◆ **Extrait du document**:
◆ ◆ ◆ ◆ ◆ ◆ ◆

On ne peut non plus oublier ici le rôle des problèmes psychologiques déjà évoqués plus haut. Ce sont tous les facteurs de frustrations, de déceptions, d’angoisses, tous facteurs psychologiques qui poussent à la boulimie, comme d’ailleurs parfois à l’anorexie.
Et qu’en est-il des problèmes dentaires ou buccaux ?
Alors que SULFUR NEUTRE ne voyait que très rarement son dentiste et alors à l’occasion de poussées d’aphtes buccaux, banals mais revenant de temps en temps, l’enfant devenu SULFUR GRAS viendra plus souvent. D’abord pour des douleurs dentaires par temps froid et humide, qui évoquent DULCAMARA, RHUS TOXICODENDRON, ARANEA DIADEMA ou encore RHODODENDRON, puis souvent NATRUM SULFURICUM qui devient alors un remède de fond.

◆ ◆ ◆ ◆ ◆ ◆ ◆

Entrées de données recueillies:

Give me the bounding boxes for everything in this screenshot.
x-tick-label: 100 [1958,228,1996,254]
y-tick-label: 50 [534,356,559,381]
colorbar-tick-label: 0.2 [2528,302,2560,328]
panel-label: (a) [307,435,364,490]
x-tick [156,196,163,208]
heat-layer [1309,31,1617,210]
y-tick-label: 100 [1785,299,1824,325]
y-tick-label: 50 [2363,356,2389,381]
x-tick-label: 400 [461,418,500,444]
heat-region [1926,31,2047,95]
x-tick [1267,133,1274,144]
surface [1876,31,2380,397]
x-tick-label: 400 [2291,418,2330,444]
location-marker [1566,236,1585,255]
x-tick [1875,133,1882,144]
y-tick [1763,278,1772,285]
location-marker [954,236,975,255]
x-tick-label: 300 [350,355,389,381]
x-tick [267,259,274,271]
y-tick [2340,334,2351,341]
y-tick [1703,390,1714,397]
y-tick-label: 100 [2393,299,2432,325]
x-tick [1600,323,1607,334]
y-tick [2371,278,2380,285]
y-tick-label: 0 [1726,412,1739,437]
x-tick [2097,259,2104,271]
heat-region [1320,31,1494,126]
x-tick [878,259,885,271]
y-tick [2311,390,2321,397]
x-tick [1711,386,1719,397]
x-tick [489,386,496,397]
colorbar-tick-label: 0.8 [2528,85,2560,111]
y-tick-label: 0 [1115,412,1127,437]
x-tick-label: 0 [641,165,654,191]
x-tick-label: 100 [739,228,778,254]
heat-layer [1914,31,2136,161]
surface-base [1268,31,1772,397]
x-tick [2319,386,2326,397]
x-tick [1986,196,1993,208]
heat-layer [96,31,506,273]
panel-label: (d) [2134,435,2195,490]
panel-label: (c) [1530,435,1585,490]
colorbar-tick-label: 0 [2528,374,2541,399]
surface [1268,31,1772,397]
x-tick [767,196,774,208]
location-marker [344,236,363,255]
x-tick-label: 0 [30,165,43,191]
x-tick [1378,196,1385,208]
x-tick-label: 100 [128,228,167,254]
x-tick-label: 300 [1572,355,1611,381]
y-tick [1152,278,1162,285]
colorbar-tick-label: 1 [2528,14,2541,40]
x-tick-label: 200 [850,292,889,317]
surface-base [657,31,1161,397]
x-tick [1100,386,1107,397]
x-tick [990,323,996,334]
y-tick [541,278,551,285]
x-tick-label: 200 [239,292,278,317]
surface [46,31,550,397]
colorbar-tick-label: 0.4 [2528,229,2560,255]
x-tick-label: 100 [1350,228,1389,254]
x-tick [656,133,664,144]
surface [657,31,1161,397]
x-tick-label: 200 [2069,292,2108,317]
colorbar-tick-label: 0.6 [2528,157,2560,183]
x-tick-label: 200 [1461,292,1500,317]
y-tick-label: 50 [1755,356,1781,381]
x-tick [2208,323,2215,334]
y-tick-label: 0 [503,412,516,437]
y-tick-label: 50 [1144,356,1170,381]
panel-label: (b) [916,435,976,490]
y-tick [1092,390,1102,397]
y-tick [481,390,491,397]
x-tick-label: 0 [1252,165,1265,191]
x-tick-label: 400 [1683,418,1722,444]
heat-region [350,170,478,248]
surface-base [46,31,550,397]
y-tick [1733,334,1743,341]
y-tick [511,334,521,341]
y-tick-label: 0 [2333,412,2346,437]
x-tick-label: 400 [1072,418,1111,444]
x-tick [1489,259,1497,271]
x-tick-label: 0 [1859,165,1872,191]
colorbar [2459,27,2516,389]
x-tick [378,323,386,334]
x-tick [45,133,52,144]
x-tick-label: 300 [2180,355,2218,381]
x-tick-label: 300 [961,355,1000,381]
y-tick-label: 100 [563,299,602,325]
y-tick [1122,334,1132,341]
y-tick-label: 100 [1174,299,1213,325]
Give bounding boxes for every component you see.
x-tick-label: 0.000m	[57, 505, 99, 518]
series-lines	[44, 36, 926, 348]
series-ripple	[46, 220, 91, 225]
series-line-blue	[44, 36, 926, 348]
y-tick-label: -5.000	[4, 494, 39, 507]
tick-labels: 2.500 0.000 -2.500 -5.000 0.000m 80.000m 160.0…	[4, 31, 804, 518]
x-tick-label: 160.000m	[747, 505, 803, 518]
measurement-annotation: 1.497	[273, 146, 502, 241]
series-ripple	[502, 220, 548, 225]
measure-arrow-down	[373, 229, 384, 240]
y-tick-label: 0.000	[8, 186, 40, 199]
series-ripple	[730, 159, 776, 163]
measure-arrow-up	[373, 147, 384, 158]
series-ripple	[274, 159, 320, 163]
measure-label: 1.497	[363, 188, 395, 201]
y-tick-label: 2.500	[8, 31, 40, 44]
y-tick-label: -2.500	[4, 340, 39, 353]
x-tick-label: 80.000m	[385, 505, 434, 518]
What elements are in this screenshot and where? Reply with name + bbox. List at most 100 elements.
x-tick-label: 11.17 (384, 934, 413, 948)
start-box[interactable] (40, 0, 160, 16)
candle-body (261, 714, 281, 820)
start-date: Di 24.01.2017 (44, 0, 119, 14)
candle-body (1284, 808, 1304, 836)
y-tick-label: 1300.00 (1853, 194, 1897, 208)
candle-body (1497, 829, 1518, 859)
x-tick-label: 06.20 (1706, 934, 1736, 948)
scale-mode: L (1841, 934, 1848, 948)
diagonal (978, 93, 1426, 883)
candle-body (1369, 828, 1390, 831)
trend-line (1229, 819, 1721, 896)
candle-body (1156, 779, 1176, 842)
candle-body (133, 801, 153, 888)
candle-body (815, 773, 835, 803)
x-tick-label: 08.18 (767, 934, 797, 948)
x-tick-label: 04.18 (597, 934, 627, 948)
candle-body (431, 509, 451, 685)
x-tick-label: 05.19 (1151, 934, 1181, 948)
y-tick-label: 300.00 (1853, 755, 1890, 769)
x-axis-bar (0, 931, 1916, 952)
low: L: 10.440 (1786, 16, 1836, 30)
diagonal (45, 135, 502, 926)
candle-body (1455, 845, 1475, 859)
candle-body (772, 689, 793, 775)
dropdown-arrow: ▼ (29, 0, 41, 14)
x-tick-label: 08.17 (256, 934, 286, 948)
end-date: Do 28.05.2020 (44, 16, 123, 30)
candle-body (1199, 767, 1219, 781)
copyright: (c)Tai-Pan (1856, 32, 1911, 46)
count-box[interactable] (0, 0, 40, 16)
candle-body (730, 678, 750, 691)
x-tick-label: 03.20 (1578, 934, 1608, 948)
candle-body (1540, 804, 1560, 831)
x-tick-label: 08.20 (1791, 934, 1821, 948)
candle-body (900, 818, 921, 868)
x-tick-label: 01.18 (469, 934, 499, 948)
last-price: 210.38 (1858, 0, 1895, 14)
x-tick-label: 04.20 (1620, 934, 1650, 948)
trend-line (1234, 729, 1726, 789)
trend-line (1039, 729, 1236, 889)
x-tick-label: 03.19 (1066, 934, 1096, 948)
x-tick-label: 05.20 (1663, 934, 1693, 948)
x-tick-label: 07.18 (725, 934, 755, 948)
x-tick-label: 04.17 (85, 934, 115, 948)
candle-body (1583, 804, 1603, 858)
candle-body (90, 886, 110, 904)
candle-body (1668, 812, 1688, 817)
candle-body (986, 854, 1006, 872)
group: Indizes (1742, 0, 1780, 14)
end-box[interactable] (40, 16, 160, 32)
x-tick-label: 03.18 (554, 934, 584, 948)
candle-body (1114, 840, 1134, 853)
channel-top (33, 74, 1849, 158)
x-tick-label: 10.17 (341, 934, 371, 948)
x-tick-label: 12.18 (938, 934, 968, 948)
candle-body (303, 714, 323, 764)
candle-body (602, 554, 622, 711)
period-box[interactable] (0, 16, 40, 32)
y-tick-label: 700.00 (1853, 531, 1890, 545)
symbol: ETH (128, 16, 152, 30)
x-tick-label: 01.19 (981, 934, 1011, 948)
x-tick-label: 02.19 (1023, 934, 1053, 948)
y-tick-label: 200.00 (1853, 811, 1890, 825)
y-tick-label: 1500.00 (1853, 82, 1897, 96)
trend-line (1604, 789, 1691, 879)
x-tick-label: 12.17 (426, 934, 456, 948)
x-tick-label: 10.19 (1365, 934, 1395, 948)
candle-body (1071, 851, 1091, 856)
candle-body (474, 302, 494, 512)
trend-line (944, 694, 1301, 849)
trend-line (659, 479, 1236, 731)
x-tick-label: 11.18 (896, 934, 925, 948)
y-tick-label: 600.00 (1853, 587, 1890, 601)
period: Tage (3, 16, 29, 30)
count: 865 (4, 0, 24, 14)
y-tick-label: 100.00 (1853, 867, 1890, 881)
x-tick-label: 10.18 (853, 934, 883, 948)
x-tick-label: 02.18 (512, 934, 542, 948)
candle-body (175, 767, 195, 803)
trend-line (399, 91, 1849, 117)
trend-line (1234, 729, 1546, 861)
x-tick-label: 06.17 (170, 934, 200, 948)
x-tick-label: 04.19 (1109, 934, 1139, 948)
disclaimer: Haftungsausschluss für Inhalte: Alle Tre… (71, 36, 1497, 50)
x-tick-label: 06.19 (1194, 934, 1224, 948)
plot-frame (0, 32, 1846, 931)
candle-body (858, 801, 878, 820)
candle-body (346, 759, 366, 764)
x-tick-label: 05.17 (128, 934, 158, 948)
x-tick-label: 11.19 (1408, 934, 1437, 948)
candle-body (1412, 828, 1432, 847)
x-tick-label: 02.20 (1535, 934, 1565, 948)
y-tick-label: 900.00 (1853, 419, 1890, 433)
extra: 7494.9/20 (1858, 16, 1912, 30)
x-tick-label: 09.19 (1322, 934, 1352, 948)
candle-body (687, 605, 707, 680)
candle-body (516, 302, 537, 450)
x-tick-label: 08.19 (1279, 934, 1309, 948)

◆ ◆ ◆ ◆ ◆ ◆ ◆

◆ **Travail à faire**:
[a] Transcrivez sans rien modifier tout ce qui, dans l'extrait, va de « Et qu’en est-il » jusqu'à « remède de fond. ».
[b] D'après l'extrait, quel remède finit par devenir un remède de fond ?
Les lignes n'ont ici aucun rôle à jouer.

◆ **Corrigé des exercices**:
[a]
Et qu’en est-il des problèmes dentaires ou buccaux ?
Alors que SULFUR NEUTRE ne voyait que très rarement son dentiste et alors à l’occasion de poussées d’aphtes buccaux, banals mais revenant de temps en temps, l’enfant devenu SULFUR GRAS viendra plus souvent. D’abord pour des douleurs dentaires par temps froid et humide, qui évoquent DULCAMARA, RHUS TOXICODENDRON, ARANEA DIADEMA ou encore RHODODENDRON, puis souvent NATRUM SULFURICUM qui devient alors un remède de fond.

[b] NATRUM SULFURICUM.